Restate the data word for word and leave the images out.

**Records for this exercise**.
(begin)

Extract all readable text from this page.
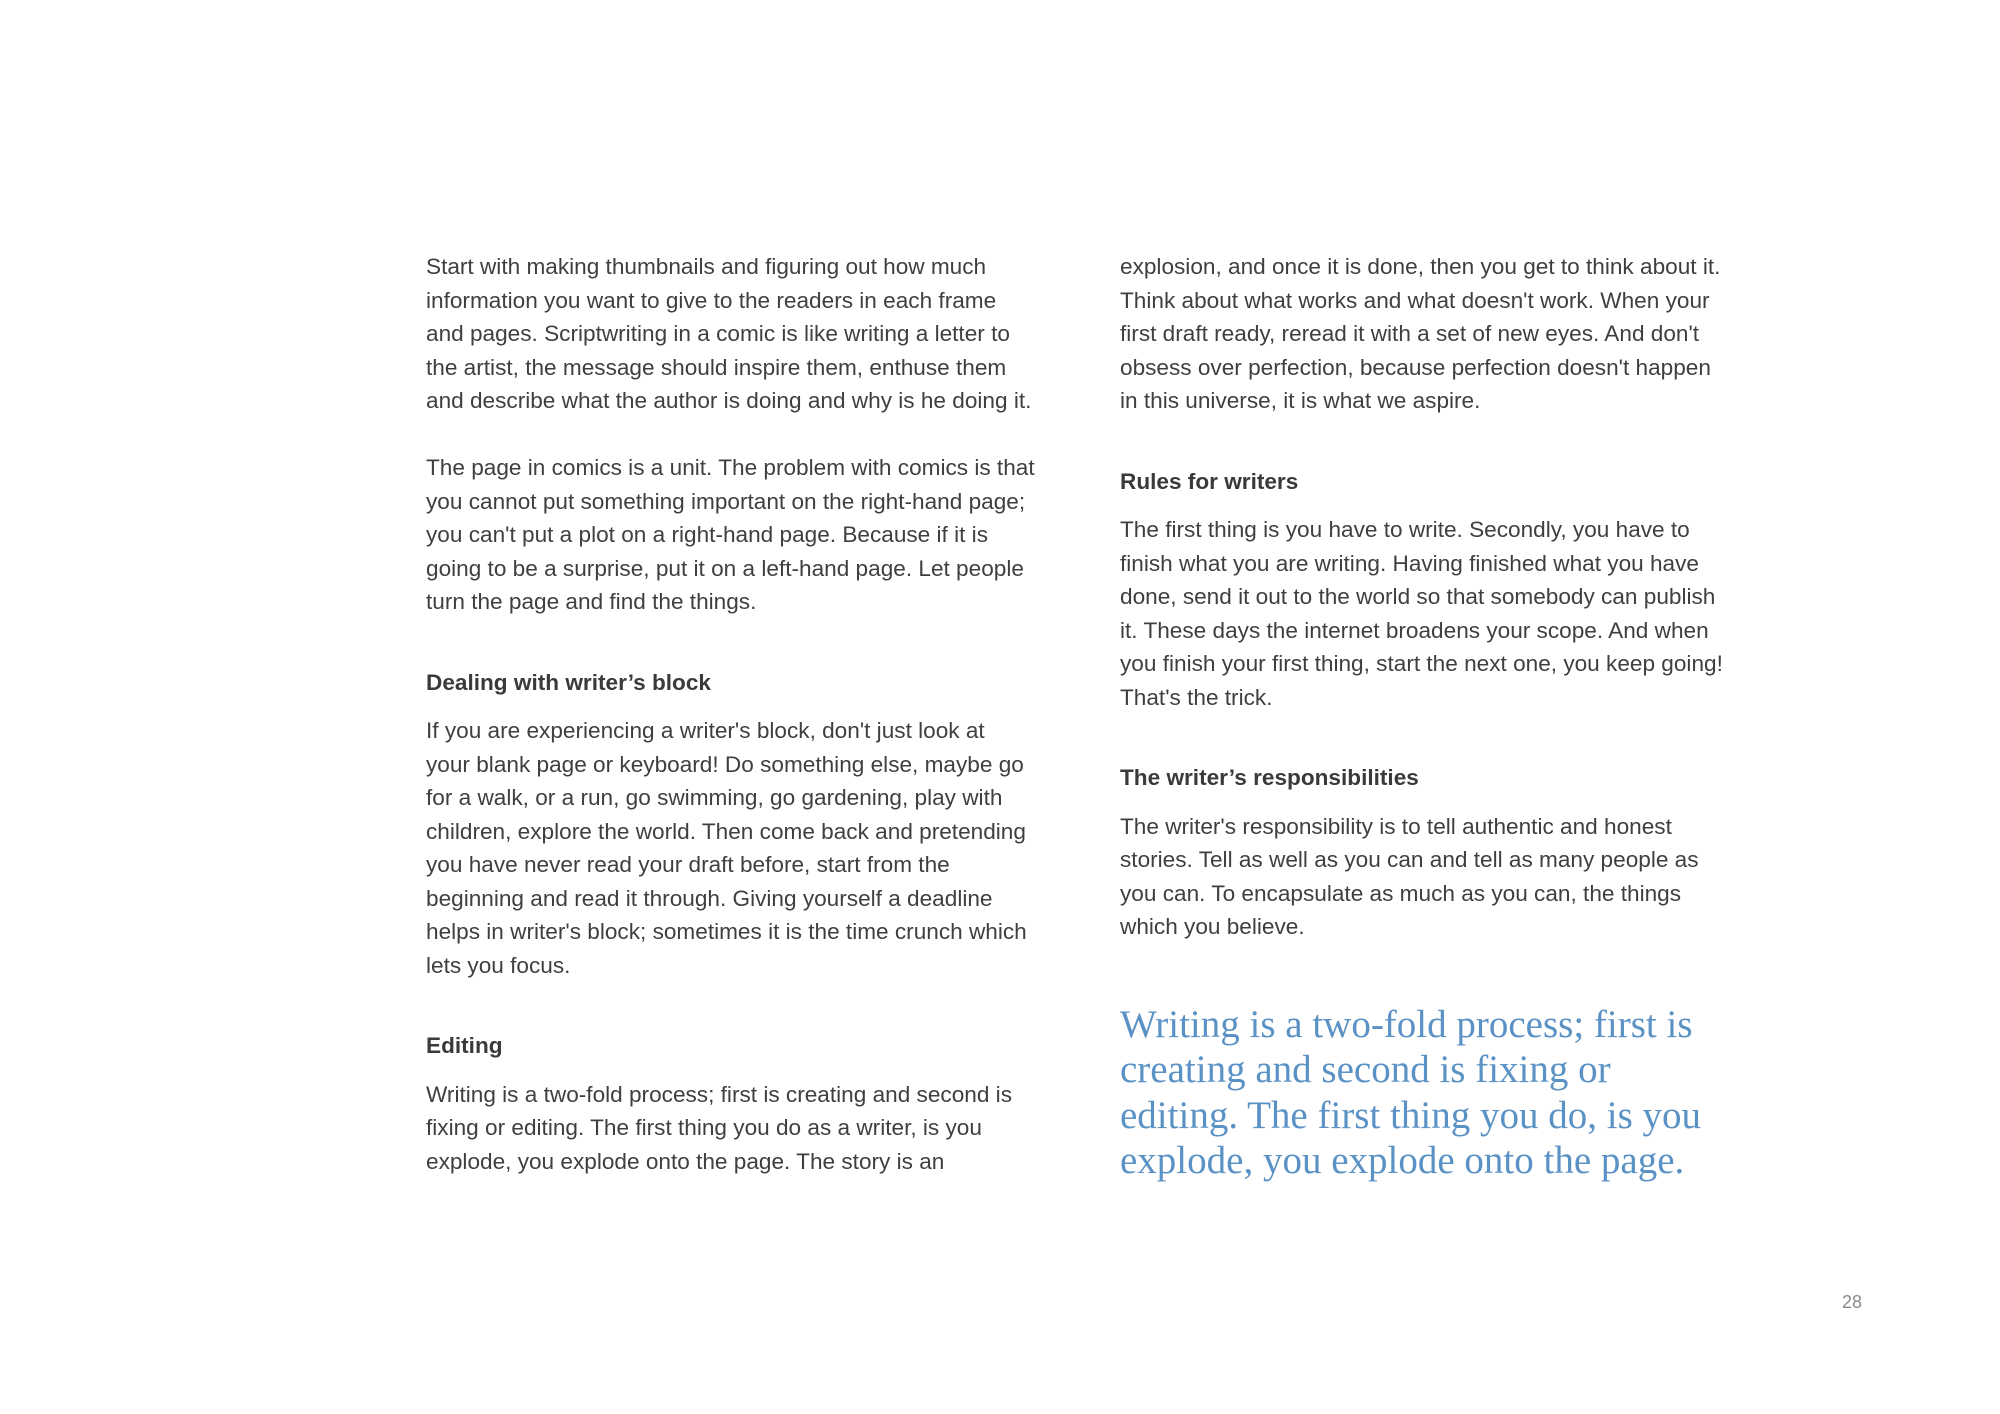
Start with making thumbnails and figuring out how much
information you want to give to the readers in each frame
and pages. Scriptwriting in a comic is like writing a letter to
the artist, the message should inspire them, enthuse them
and describe what the author is doing and why is he doing it.

The page in comics is a unit. The problem with comics is that
you cannot put something important on the right-hand page;
you can't put a plot on a right-hand page. Because if it is
going to be a surprise, put it on a left-hand page. Let people
turn the page and find the things.

Dealing with writer’s block

If you are experiencing a writer's block, don't just look at
your blank page or keyboard! Do something else, maybe go
for a walk, or a run, go swimming, go gardening, play with
children, explore the world. Then come back and pretending
you have never read your draft before, start from the
beginning and read it through. Giving yourself a deadline
helps in writer's block; sometimes it is the time crunch which
lets you focus.

Editing

Writing is a two-fold process; first is creating and second is
fixing or editing. The first thing you do as a writer, is you
explode, you explode onto the page. The story is an

explosion, and once it is done, then you get to think about it.
Think about what works and what doesn't work. When your
first draft ready, reread it with a set of new eyes. And don't
obsess over perfection, because perfection doesn't happen
in this universe, it is what we aspire.

Rules for writers

The first thing is you have to write. Secondly, you have to
finish what you are writing. Having finished what you have
done, send it out to the world so that somebody can publish
it. These days the internet broadens your scope. And when
you finish your first thing, start the next one, you keep going!
That's the trick.

The writer’s responsibilities

The writer's responsibility is to tell authentic and honest
stories. Tell as well as you can and tell as many people as
you can. To encapsulate as much as you can, the things
which you believe.

Writing is a two-fold process; first is
creating and second is fixing or
editing. The first thing you do, is you
explode, you explode onto the page.
28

(end)

**Exercise output**.
Extract all readable text from this page.
Start with making thumbnails and figuring out how much
information you want to give to the readers in each frame
and pages. Scriptwriting in a comic is like writing a letter to
the artist, the message should inspire them, enthuse them
and describe what the author is doing and why is he doing it.

The page in comics is a unit. The problem with comics is that
you cannot put something important on the right-hand page;
you can't put a plot on a right-hand page. Because if it is
going to be a surprise, put it on a left-hand page. Let people
turn the page and find the things.

Dealing with writer’s block

If you are experiencing a writer's block, don't just look at
your blank page or keyboard! Do something else, maybe go
for a walk, or a run, go swimming, go gardening, play with
children, explore the world. Then come back and pretending
you have never read your draft before, start from the
beginning and read it through. Giving yourself a deadline
helps in writer's block; sometimes it is the time crunch which
lets you focus.

Editing

Writing is a two-fold process; first is creating and second is
fixing or editing. The first thing you do as a writer, is you
explode, you explode onto the page. The story is an

explosion, and once it is done, then you get to think about it.
Think about what works and what doesn't work. When your
first draft ready, reread it with a set of new eyes. And don't
obsess over perfection, because perfection doesn't happen
in this universe, it is what we aspire.

Rules for writers

The first thing is you have to write. Secondly, you have to
finish what you are writing. Having finished what you have
done, send it out to the world so that somebody can publish
it. These days the internet broadens your scope. And when
you finish your first thing, start the next one, you keep going!
That's the trick.

The writer’s responsibilities

The writer's responsibility is to tell authentic and honest
stories. Tell as well as you can and tell as many people as
you can. To encapsulate as much as you can, the things
which you believe.

Writing is a two-fold process; first is
creating and second is fixing or
editing. The first thing you do, is you
explode, you explode onto the page.
28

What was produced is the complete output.